(What you need to do)
1 – Answer these questions from the VIEW call for papers on television and health:
(a) Where was the Tele(visualising) Health conference held, and on which dates?
(b) After which event did televisions begin to appear in large numbers of homes in Europe and North America?
(c) Which health-damaging products does the call name as advertised through TV?
2 – Write the next part of the VIEW call for papers on television and health, starting after its final question.

(Page extract)
CfP VIEW Issue 18: Tele(visualising) health
We are presently accepting propositions for a special issue of VIEW on the history of television and health. The special issue follows the thematic lines of the Tele(visualising) Health conference on the history of TV, public health, its enthusiasts and its publics. The special issue authors will include those who presented at the conference, which took place from 27 February to 1 March 2019 at the Institute of Historical Research (London, UK) but is open to other authors who wish to explore these topics in writing.
Televisions began to appear in the homes of large numbers of the public in Europe and North America after World War II. This coincided with a period in which ideas about the public’s health, the problems that it faced and the solutions that could be offered, were changing. The threat posed by infectious diseases was receding, to be replaced by chronic conditions linked to lifestyle and individual behaviour. Public health professionals were enthusiastic about how this new technology and mass advertising could reach out to individuals in the population with the new message about lifestyle and risk. TV offered a way to reach large numbers of people with public health messages; it symbolised the post war optimism about new directions in public health. But it could also act as a contributory factor to those new public health problems. Watching TV was part of a shift towards more sedentary lifestyles, and also a vehicle through which products that were damaging to health, such as alcohol, cigarettes and unhealthy food, could be advertised to the public. Population health problems could be worsened by TV viewing. How should we understand the relationship between TV and public health? What are the key changes and continuities over time and place? How does thinking about the relationship between public health and TV change our understanding of both?

(Information)

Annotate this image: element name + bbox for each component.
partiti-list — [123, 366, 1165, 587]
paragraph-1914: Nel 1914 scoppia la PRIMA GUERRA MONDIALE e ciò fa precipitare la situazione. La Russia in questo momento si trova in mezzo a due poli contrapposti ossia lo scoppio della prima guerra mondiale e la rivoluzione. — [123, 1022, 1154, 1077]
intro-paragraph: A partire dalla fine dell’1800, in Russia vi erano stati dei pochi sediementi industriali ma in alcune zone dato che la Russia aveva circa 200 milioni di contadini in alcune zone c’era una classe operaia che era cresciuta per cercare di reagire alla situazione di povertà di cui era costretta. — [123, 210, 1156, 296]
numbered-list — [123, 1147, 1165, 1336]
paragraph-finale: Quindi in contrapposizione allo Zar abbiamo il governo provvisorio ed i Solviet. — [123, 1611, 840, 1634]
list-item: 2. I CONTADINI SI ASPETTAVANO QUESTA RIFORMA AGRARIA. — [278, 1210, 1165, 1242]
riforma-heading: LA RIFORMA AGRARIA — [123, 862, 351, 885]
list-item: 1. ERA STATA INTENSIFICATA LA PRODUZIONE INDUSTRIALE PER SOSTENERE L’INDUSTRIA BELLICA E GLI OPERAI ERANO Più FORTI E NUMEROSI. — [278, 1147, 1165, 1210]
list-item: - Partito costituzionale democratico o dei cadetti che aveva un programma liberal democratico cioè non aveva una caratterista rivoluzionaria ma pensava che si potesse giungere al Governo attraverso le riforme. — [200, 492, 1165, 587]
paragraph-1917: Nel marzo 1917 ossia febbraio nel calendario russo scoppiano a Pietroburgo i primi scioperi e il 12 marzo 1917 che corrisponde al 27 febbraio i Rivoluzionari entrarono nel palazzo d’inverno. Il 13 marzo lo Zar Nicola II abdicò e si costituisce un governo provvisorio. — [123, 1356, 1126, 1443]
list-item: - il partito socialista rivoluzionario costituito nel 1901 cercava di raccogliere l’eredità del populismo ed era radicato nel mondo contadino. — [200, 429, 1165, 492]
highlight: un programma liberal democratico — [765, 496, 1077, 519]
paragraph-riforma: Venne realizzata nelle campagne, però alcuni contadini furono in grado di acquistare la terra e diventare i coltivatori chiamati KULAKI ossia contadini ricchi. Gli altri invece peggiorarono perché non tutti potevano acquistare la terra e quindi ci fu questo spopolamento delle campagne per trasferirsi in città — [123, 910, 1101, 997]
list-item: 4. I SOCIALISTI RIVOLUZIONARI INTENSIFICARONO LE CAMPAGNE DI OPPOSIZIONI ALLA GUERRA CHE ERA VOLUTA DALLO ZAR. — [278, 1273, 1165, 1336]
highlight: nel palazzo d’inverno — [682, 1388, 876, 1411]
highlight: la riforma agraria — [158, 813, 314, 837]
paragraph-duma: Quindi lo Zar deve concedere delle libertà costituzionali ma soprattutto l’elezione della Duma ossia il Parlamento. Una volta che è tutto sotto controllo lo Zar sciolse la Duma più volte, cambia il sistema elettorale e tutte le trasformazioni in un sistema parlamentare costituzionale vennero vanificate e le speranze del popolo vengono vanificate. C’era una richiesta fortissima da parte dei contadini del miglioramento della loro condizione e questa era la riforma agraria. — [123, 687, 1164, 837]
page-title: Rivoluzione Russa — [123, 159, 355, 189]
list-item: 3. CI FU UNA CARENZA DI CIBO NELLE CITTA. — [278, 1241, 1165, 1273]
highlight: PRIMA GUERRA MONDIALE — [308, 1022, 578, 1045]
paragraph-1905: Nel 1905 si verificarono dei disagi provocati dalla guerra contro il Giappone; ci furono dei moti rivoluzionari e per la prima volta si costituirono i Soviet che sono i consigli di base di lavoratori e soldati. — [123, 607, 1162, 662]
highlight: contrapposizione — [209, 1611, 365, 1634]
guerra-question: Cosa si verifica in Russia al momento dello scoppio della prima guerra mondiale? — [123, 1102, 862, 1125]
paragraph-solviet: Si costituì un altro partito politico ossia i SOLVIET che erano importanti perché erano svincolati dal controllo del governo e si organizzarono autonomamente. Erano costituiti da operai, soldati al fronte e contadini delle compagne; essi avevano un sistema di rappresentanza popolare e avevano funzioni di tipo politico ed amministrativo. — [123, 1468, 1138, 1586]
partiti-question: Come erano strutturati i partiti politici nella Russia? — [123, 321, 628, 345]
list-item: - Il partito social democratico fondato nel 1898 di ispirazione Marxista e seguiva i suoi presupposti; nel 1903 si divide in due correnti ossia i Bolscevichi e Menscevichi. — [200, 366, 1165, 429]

(Responses by item number)
1 –
(a) At the Institute of Historical Research (London, UK), from 27 February to 1 March 2019.
(b) World War II.
(c) Alcohol, cigarettes and unhealthy food.

2 –
VIEW Journal of European Television History and Culture is the first peer-reviewed, multimedia and open access e-journal in the field of European television history and culture.
In this special issue, we seek to explore questions such as:
- How did the enthusiasm develop for TV within public health?
- How were shifts in public health, problems, policies and practices represented on TV?
- How was TV used to improve or hinder public health?
- What aspects of public health were represented on TV, and what were not?
- How did the public respond to health messages on TV?
- What were the perceived limitations of TV as a mass medium for public health?
- In what way was TV different from other forms of mass media in relation to public health?
How were institutions concerned with the public’s health present –and staged –on TV broadcasts?